[Dataset rows]
======

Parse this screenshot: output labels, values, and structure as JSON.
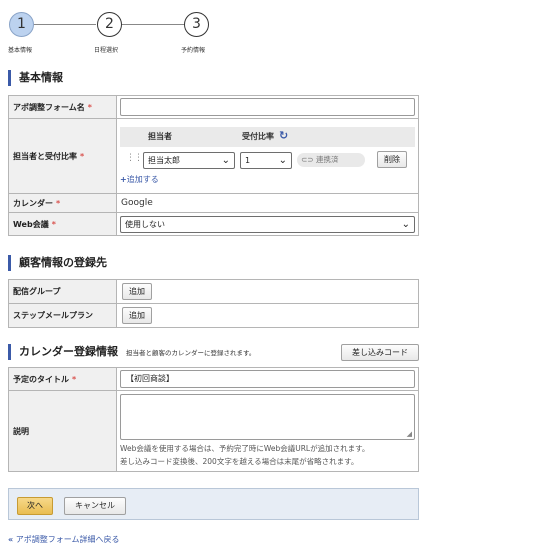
{
  "stepper": {
    "steps": [
      {
        "number": "1",
        "label": "基本情報"
      },
      {
        "number": "2",
        "label": "日程選択"
      },
      {
        "number": "3",
        "label": "予約情報"
      }
    ]
  },
  "basic": {
    "heading": "基本情報",
    "form_name_label": "アポ調整フォーム名",
    "form_name_value": "",
    "staff_label": "担当者と受付比率",
    "staff_col_header": "担当者",
    "ratio_col_header": "受付比率",
    "staff_value": "担当太郎",
    "ratio_value": "1",
    "linked_label": "連携済",
    "delete_button": "削除",
    "add_link": "追加する",
    "calendar_label": "カレンダー",
    "calendar_value": "Google",
    "web_meeting_label": "Web会議",
    "web_meeting_value": "使用しない",
    "required_mark": "*"
  },
  "customer": {
    "heading": "顧客情報の登録先",
    "group_label": "配信グループ",
    "group_button": "追加",
    "step_label": "ステップメールプラン",
    "step_button": "追加"
  },
  "calendar_reg": {
    "heading": "カレンダー登録情報",
    "note": "担当者と顧客のカレンダーに登録されます。",
    "insert_code_button": "差し込みコード",
    "title_label": "予定のタイトル",
    "title_value": "【初回商談】",
    "desc_label": "説明",
    "help_line1": "Web会議を使用する場合は、予約完了時にWeb会議URLが追加されます。",
    "help_line2": "差し込みコード変換後、200文字を越える場合は末尾が省略されます。"
  },
  "footer": {
    "next_button": "次へ",
    "cancel_button": "キャンセル",
    "back_link": "アポ調整フォーム詳細へ戻る"
  },
  "colors": {
    "accent": "#3b5aa8",
    "required": "#d9534f",
    "active_step": "#bcd2ef",
    "next_button": "#e9bd52"
  }
}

======

#### Do this
Transcribe the records word for word and include no pictures.

#### Response to this exercise
Parse this screenshot: output labels, values, and structure as JSON.
{
  "stepper": {
    "steps": [
      {
        "number": "1",
        "label": "基本情報"
      },
      {
        "number": "2",
        "label": "日程選択"
      },
      {
        "number": "3",
        "label": "予約情報"
      }
    ]
  },
  "basic": {
    "heading": "基本情報",
    "form_name_label": "アポ調整フォーム名",
    "form_name_value": "",
    "staff_label": "担当者と受付比率",
    "staff_col_header": "担当者",
    "ratio_col_header": "受付比率",
    "staff_value": "担当太郎",
    "ratio_value": "1",
    "linked_label": "連携済",
    "delete_button": "削除",
    "add_link": "追加する",
    "calendar_label": "カレンダー",
    "calendar_value": "Google",
    "web_meeting_label": "Web会議",
    "web_meeting_value": "使用しない",
    "required_mark": "*"
  },
  "customer": {
    "heading": "顧客情報の登録先",
    "group_label": "配信グループ",
    "group_button": "追加",
    "step_label": "ステップメールプラン",
    "step_button": "追加"
  },
  "calendar_reg": {
    "heading": "カレンダー登録情報",
    "note": "担当者と顧客のカレンダーに登録されます。",
    "insert_code_button": "差し込みコード",
    "title_label": "予定のタイトル",
    "title_value": "【初回商談】",
    "desc_label": "説明",
    "help_line1": "Web会議を使用する場合は、予約完了時にWeb会議URLが追加されます。",
    "help_line2": "差し込みコード変換後、200文字を越える場合は末尾が省略されます。"
  },
  "footer": {
    "next_button": "次へ",
    "cancel_button": "キャンセル",
    "back_link": "アポ調整フォーム詳細へ戻る"
  },
  "colors": {
    "accent": "#3b5aa8",
    "required": "#d9534f",
    "active_step": "#bcd2ef",
    "next_button": "#e9bd52"
  }
}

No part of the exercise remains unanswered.